* RECORDS FOR THIS TASK:
☆ ☆ ☆ ☆ ☆

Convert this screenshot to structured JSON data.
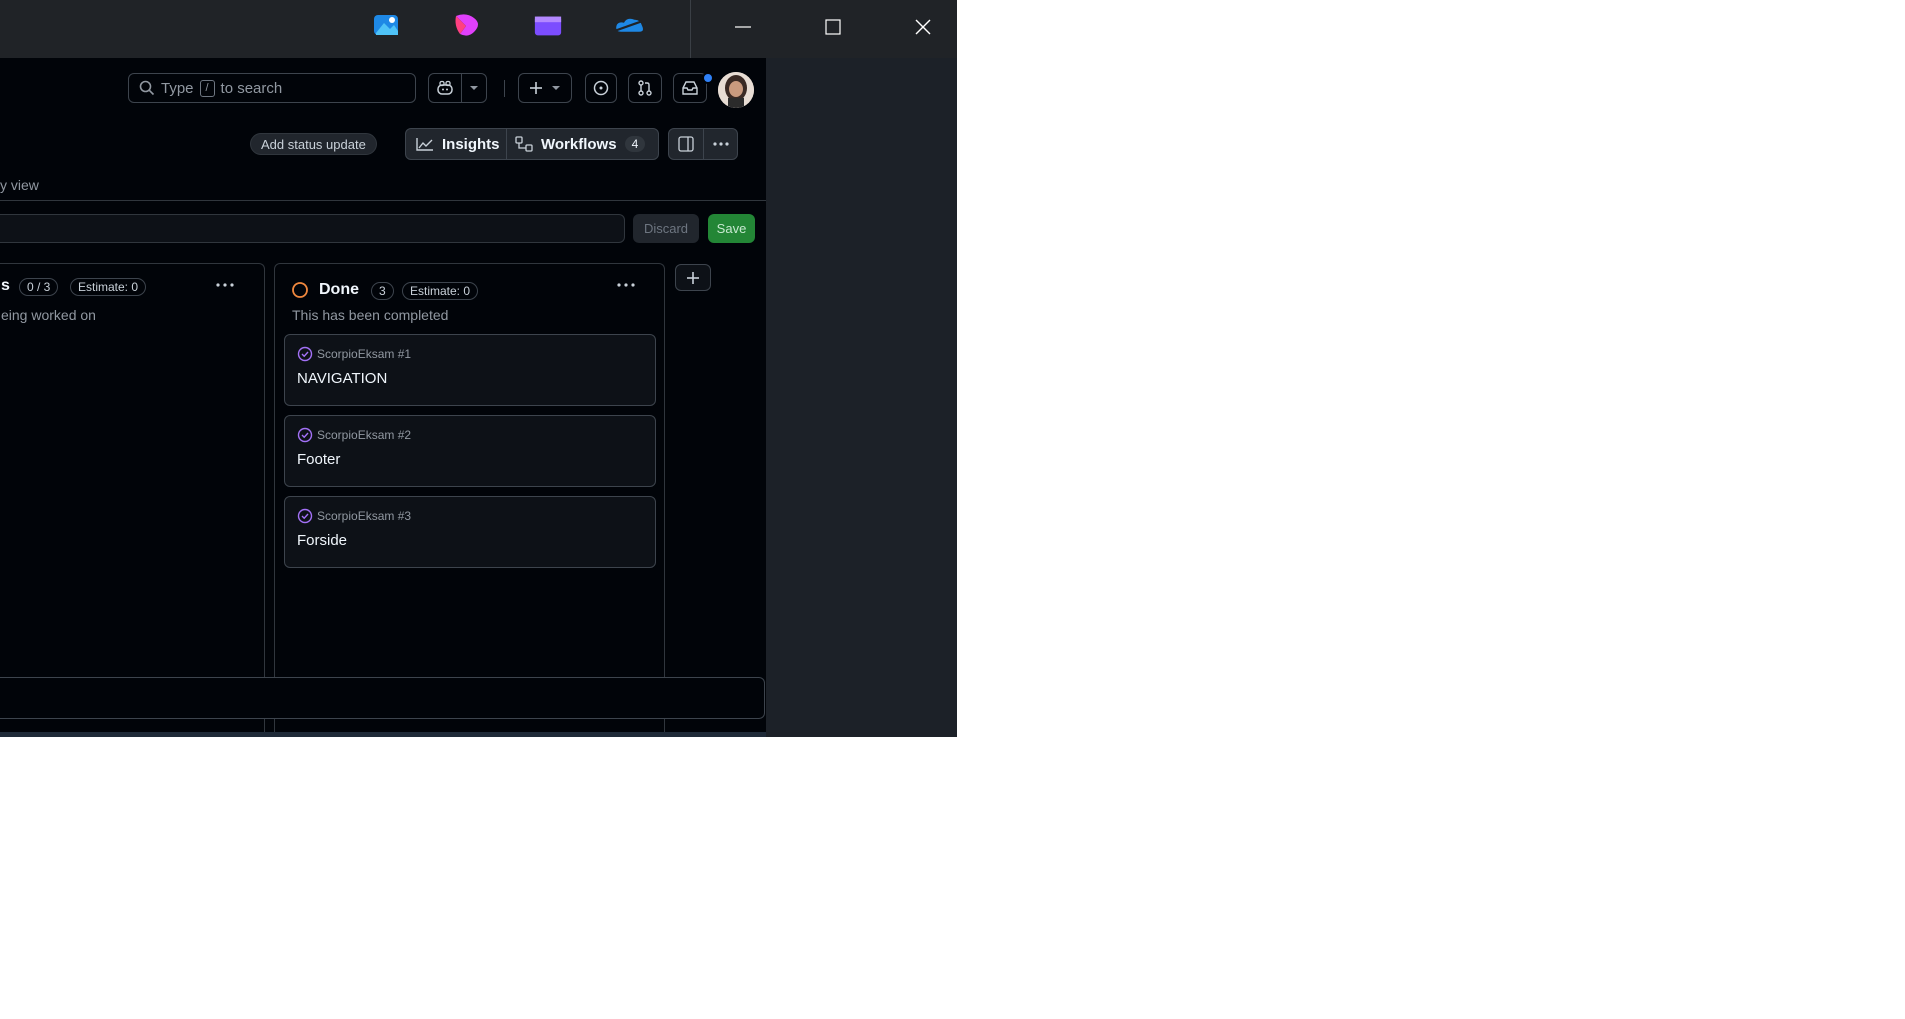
{
  "taskbar": {
    "icons": [
      "photos-icon",
      "copilot-app-icon",
      "clipchamp-icon",
      "onedrive-icon"
    ]
  },
  "window_controls": {
    "minimize": "minimize-icon",
    "maximize": "maximize-icon",
    "close": "close-icon"
  },
  "header": {
    "search_prefix": "Type",
    "search_key": "/",
    "search_suffix": "to search"
  },
  "toolbar": {
    "status_update": "Add status update",
    "insights": "Insights",
    "workflows": "Workflows",
    "workflows_count": "4",
    "view_label": "y view"
  },
  "filter_actions": {
    "discard": "Discard",
    "save": "Save"
  },
  "columns": [
    {
      "name": "s",
      "count": "0 / 3",
      "estimate": "Estimate: 0",
      "description": "eing worked on",
      "cards": []
    },
    {
      "name": "Done",
      "count": "3",
      "estimate": "Estimate: 0",
      "description": "This has been completed",
      "status_color": "#f0883e",
      "cards": [
        {
          "repo": "ScorpioEksam #1",
          "title": "NAVIGATION"
        },
        {
          "repo": "ScorpioEksam #2",
          "title": "Footer"
        },
        {
          "repo": "ScorpioEksam #3",
          "title": "Forside"
        }
      ]
    }
  ],
  "colors": {
    "accent_done": "#f0883e",
    "issue_closed": "#a371f7",
    "save_green": "#238636"
  }
}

☆ ☆ ☆ ☆ ☆

* WRITTEN PROBLEM: Leave the pictures out and output the rest of the listing exactly.

* TASK OUTPUT:
Convert this screenshot to structured JSON data.
{
  "taskbar": {
    "icons": [
      "photos-icon",
      "copilot-app-icon",
      "clipchamp-icon",
      "onedrive-icon"
    ]
  },
  "window_controls": {
    "minimize": "minimize-icon",
    "maximize": "maximize-icon",
    "close": "close-icon"
  },
  "header": {
    "search_prefix": "Type",
    "search_key": "/",
    "search_suffix": "to search"
  },
  "toolbar": {
    "status_update": "Add status update",
    "insights": "Insights",
    "workflows": "Workflows",
    "workflows_count": "4",
    "view_label": "y view"
  },
  "filter_actions": {
    "discard": "Discard",
    "save": "Save"
  },
  "columns": [
    {
      "name": "s",
      "count": "0 / 3",
      "estimate": "Estimate: 0",
      "description": "eing worked on",
      "cards": []
    },
    {
      "name": "Done",
      "count": "3",
      "estimate": "Estimate: 0",
      "description": "This has been completed",
      "status_color": "#f0883e",
      "cards": [
        {
          "repo": "ScorpioEksam #1",
          "title": "NAVIGATION"
        },
        {
          "repo": "ScorpioEksam #2",
          "title": "Footer"
        },
        {
          "repo": "ScorpioEksam #3",
          "title": "Forside"
        }
      ]
    }
  ],
  "colors": {
    "accent_done": "#f0883e",
    "issue_closed": "#a371f7",
    "save_green": "#238636"
  }
}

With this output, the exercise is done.